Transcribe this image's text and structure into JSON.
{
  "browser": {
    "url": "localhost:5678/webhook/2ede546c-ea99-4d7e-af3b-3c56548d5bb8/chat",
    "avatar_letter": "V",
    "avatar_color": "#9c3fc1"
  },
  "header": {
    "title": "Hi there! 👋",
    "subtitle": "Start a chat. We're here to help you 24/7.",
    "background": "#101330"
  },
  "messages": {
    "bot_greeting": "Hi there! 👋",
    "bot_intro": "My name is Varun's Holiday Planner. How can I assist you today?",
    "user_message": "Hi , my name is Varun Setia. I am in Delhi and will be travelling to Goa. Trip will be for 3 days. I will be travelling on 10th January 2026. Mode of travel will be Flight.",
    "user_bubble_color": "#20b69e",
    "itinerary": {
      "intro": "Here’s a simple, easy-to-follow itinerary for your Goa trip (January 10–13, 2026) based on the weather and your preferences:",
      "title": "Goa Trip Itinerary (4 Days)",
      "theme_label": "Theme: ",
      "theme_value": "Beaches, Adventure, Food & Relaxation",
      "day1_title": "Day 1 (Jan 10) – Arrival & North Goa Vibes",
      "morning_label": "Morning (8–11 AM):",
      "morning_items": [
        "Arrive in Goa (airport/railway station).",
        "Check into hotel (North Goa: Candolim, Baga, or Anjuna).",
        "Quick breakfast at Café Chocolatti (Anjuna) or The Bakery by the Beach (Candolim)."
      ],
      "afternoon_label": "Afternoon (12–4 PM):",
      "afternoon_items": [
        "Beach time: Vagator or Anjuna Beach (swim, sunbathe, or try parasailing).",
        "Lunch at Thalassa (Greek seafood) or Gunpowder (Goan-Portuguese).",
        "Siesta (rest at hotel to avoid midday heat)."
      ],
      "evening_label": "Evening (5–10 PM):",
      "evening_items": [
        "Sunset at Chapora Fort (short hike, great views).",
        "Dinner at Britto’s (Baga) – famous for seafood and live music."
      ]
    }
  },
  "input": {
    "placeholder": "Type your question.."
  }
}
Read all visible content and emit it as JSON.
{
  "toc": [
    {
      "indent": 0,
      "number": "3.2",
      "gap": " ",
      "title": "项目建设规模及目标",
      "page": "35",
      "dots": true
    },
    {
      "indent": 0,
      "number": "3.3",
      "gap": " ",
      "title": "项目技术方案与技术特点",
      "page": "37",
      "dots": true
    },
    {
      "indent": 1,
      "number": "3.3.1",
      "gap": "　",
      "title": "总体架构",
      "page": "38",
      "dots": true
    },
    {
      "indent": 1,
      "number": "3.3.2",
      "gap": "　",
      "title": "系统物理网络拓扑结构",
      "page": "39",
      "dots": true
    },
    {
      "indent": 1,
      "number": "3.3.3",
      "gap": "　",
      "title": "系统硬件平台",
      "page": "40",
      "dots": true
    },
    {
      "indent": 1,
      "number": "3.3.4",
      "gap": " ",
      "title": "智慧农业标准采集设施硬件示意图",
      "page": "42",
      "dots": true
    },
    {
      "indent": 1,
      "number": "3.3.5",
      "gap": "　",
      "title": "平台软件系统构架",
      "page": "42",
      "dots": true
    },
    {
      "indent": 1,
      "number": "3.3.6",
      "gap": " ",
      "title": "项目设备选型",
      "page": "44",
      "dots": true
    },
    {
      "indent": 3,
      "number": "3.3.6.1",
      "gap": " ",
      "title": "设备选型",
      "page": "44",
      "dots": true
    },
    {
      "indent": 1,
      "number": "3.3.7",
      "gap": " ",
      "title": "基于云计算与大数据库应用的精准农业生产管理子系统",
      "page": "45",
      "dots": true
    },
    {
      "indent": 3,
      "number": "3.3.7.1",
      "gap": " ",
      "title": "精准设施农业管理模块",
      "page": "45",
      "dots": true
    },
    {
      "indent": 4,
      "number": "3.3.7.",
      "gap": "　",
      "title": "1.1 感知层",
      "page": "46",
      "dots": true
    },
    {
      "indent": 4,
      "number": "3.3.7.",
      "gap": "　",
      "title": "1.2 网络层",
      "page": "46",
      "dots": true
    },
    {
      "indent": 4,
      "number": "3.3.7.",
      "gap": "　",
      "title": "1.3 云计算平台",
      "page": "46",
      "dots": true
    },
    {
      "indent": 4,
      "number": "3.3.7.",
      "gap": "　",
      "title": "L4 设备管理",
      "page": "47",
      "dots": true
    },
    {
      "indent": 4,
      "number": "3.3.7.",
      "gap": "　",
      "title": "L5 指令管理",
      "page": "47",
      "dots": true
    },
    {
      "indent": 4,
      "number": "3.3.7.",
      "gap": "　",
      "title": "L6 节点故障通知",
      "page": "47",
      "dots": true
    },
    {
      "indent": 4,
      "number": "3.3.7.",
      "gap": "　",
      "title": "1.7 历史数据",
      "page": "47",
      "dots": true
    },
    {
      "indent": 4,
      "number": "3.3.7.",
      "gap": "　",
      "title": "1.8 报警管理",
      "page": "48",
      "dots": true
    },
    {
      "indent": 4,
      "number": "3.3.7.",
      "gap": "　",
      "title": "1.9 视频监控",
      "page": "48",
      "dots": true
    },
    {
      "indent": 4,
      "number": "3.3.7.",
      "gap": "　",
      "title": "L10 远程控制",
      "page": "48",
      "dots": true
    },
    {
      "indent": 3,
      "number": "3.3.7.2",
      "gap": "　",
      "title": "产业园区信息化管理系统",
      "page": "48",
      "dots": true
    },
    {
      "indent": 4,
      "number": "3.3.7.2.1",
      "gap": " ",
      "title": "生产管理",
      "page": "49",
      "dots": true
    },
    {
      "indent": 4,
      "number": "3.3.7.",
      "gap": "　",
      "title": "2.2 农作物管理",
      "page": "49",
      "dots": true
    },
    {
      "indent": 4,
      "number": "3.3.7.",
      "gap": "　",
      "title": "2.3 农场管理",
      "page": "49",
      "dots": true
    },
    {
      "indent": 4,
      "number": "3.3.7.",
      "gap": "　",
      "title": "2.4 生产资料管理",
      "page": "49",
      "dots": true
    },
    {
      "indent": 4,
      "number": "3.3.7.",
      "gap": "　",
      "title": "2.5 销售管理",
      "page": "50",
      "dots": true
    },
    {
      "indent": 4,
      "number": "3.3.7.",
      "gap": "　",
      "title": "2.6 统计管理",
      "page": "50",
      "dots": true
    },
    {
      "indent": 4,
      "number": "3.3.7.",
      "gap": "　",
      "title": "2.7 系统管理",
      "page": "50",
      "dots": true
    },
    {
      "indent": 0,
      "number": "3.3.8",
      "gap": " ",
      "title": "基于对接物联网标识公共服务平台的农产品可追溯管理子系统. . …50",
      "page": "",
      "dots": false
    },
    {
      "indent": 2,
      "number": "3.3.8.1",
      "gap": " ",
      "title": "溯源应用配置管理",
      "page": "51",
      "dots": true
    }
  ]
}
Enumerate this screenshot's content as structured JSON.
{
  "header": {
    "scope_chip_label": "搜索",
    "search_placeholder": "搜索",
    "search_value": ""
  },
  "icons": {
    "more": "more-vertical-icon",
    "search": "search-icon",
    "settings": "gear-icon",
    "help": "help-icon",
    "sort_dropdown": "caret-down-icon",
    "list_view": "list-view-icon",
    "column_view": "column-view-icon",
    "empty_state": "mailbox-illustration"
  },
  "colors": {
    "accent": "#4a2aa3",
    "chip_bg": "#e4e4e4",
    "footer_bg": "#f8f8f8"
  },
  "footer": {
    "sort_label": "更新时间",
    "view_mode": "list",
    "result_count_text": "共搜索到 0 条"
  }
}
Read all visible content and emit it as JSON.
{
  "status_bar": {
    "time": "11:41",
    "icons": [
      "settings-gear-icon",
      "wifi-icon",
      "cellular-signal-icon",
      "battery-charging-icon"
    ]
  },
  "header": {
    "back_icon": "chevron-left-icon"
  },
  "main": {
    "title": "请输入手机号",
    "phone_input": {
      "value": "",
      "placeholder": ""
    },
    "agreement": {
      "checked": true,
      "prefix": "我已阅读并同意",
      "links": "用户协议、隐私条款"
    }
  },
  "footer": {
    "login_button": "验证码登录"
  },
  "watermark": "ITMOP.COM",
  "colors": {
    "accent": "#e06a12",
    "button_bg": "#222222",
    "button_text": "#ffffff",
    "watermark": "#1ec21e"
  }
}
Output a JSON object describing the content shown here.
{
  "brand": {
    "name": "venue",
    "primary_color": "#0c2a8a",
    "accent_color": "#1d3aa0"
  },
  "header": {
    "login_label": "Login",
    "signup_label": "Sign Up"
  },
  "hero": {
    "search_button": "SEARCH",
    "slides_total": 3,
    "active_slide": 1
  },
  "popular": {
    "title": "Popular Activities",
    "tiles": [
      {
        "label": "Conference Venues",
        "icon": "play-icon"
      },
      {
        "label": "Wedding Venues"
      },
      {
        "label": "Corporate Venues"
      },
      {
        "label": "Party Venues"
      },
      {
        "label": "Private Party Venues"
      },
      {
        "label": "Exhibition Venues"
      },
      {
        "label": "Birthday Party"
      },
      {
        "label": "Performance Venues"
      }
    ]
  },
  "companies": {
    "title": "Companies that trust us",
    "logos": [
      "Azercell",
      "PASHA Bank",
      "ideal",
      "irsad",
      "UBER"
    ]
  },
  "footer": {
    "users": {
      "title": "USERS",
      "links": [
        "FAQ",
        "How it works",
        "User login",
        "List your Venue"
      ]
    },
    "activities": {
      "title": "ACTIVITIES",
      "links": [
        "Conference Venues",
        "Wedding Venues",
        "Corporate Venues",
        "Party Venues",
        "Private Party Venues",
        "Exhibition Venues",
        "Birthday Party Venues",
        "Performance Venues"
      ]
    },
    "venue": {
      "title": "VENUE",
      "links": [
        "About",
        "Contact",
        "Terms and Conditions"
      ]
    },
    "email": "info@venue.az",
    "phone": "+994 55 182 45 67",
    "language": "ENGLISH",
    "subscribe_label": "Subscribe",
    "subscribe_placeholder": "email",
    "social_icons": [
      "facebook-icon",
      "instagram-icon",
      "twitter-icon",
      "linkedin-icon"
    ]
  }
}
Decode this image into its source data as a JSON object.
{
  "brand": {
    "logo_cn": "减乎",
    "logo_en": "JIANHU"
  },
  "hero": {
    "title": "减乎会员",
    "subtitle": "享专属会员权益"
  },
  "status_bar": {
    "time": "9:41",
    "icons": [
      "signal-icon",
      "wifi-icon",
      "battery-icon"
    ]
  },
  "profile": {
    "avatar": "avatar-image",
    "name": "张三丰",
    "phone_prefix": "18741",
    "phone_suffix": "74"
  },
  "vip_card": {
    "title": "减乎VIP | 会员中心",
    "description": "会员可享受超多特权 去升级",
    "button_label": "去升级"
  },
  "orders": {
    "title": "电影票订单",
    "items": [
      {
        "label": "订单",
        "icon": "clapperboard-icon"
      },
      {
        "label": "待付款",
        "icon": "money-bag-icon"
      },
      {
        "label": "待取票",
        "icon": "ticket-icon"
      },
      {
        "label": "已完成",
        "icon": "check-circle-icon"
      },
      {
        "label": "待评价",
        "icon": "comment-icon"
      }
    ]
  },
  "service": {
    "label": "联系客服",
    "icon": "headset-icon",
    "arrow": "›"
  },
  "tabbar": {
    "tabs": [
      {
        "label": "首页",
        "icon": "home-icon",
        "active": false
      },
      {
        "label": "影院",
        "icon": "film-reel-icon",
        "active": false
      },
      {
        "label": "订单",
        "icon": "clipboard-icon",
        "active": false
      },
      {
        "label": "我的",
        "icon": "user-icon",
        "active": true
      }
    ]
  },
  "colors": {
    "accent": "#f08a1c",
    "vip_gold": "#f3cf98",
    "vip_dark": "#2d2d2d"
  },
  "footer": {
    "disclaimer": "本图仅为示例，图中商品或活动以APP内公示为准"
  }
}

⁂

Using the listing above, show every line that includes the string "Anjuna".

        "Check into hotel (North Goa: Candolim, Baga, or Anjuna).",
        "Quick breakfast at Café Chocolatti (Anjuna) or The Bakery by the Beach (Candolim)."
        "Beach time: Vagator or Anjuna Beach (swim, sunbathe, or try parasailing).",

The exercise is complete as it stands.